## BEGIN

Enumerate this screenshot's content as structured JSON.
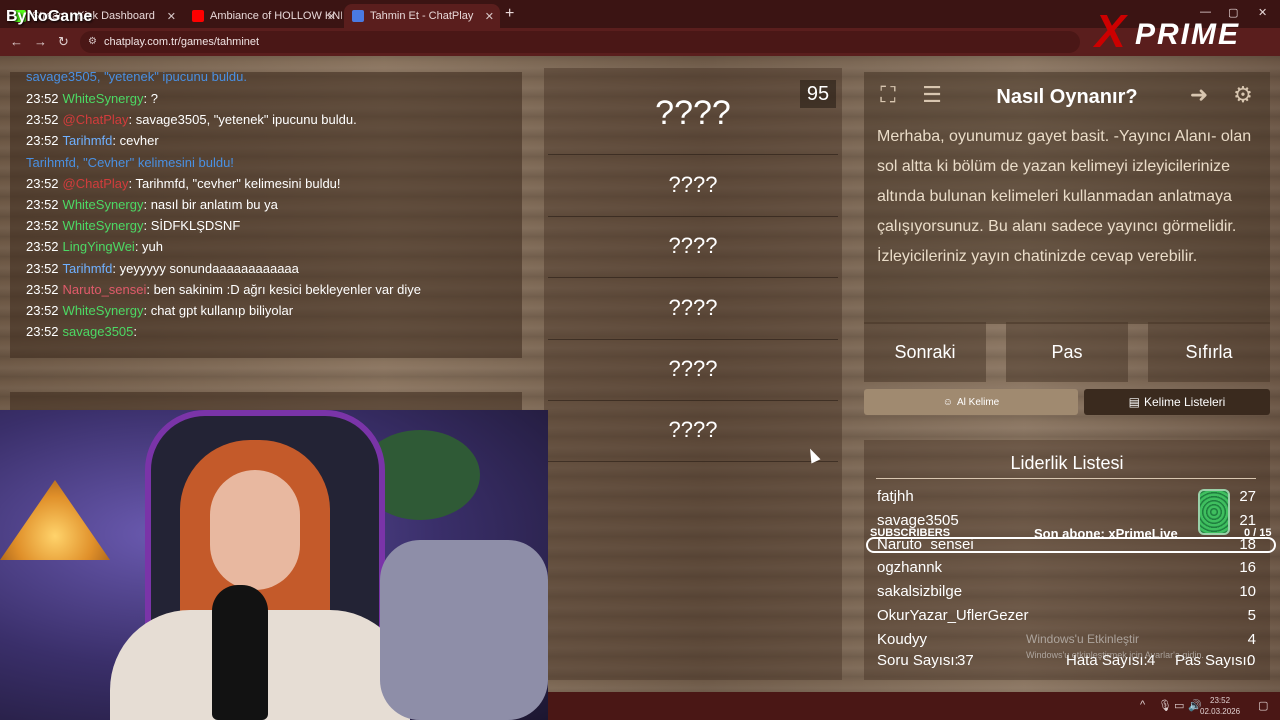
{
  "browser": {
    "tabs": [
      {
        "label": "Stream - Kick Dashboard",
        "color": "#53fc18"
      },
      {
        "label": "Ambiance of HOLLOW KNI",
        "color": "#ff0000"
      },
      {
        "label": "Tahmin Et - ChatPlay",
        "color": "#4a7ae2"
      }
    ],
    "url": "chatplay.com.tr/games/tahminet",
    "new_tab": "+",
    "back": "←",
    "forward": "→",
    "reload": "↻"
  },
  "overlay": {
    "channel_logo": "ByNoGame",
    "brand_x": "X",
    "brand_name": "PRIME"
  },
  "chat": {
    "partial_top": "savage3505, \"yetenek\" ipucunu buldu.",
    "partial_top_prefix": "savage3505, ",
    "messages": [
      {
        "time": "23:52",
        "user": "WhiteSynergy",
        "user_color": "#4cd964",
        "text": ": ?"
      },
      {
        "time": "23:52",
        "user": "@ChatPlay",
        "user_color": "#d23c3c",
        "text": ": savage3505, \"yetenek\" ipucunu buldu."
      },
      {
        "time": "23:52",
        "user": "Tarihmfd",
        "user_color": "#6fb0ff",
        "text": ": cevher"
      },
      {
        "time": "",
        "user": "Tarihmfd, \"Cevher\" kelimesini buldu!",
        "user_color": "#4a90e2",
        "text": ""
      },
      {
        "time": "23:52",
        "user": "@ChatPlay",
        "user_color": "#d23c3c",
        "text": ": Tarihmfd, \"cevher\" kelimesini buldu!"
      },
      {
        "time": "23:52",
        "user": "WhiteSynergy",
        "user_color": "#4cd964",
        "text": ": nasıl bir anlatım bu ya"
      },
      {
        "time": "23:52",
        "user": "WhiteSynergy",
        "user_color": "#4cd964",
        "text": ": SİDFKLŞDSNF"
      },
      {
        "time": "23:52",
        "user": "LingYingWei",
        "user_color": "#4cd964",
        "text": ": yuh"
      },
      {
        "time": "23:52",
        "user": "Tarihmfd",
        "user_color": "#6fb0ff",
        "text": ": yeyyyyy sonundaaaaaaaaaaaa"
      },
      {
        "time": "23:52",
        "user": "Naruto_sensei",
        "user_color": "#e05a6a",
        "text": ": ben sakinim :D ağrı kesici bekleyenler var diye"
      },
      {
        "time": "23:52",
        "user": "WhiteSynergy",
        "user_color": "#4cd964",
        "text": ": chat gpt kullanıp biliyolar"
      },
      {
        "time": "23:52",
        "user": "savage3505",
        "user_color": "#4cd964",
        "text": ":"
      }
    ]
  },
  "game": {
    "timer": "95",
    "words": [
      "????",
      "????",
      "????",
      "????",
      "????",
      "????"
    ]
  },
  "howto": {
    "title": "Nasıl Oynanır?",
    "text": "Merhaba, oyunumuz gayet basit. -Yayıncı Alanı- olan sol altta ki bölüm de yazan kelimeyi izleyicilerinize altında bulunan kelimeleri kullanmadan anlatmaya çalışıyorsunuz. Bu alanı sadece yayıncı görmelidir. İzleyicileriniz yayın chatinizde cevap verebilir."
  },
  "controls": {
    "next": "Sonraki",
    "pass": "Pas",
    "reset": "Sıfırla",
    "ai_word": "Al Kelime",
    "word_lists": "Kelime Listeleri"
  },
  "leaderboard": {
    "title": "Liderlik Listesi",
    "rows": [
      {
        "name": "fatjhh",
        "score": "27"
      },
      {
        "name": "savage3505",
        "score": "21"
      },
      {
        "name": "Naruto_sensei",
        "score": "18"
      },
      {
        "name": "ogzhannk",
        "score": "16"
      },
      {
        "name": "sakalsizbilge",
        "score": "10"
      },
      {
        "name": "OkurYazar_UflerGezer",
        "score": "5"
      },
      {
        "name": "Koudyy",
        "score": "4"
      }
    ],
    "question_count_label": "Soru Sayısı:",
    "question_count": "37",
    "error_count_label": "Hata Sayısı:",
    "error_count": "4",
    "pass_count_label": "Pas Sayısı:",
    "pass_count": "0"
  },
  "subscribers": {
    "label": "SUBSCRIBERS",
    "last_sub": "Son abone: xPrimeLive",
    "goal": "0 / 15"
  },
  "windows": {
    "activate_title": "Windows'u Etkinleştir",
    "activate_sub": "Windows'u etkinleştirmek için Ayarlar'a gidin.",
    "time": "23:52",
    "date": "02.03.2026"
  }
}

## END
## BEGIN

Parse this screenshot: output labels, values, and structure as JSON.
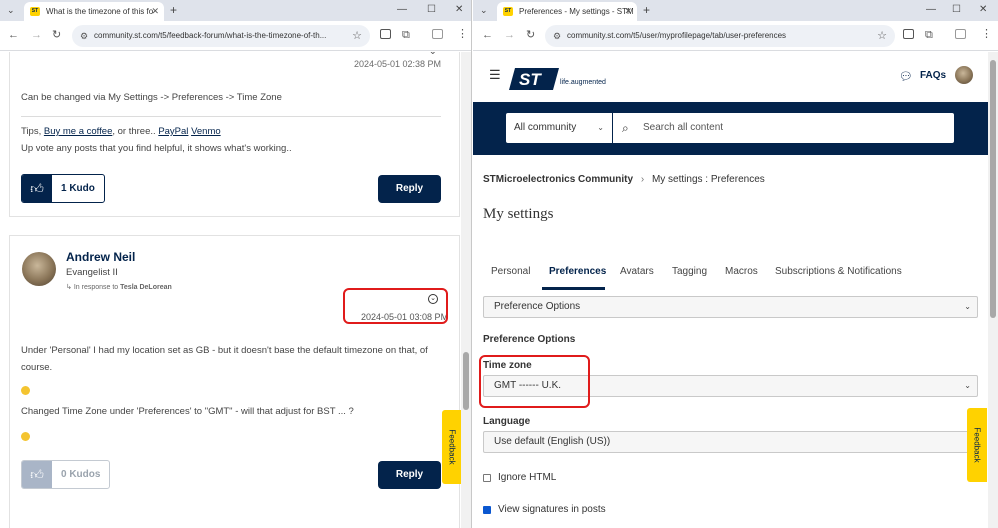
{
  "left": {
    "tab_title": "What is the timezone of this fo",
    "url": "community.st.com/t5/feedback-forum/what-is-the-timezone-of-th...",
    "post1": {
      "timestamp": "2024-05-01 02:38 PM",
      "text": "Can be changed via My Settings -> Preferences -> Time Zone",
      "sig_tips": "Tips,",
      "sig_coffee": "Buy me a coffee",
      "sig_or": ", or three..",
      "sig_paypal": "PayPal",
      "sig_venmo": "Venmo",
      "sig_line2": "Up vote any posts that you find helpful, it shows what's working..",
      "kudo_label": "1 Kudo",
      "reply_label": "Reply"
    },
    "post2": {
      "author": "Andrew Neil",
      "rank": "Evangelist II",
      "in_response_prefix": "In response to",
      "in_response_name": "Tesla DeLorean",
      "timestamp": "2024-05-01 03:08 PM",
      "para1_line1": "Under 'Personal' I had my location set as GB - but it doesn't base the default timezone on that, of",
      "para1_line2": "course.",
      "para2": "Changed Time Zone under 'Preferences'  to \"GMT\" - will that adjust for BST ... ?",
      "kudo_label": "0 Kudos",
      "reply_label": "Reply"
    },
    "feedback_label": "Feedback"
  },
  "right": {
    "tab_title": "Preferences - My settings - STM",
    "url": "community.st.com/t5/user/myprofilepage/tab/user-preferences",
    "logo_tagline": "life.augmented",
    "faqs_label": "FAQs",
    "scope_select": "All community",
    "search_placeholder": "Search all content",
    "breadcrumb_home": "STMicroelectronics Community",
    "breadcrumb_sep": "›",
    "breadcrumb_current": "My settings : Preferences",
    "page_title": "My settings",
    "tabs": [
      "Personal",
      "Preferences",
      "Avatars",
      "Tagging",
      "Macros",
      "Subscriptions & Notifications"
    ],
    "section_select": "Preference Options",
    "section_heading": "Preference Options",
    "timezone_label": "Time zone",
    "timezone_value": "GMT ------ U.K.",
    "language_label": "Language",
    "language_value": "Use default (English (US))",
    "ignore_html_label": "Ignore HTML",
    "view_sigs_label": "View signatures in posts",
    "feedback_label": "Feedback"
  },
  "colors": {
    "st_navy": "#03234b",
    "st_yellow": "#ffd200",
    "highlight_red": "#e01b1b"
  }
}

## END

WHAT IS NEEDED
From the data, list each line in which the string "yetenek" appears.

FINAL RESULT
    "partial_top": "savage3505, \"yetenek\" ipucunu buldu.",
        "text": ": savage3505, \"yetenek\" ipucunu buldu."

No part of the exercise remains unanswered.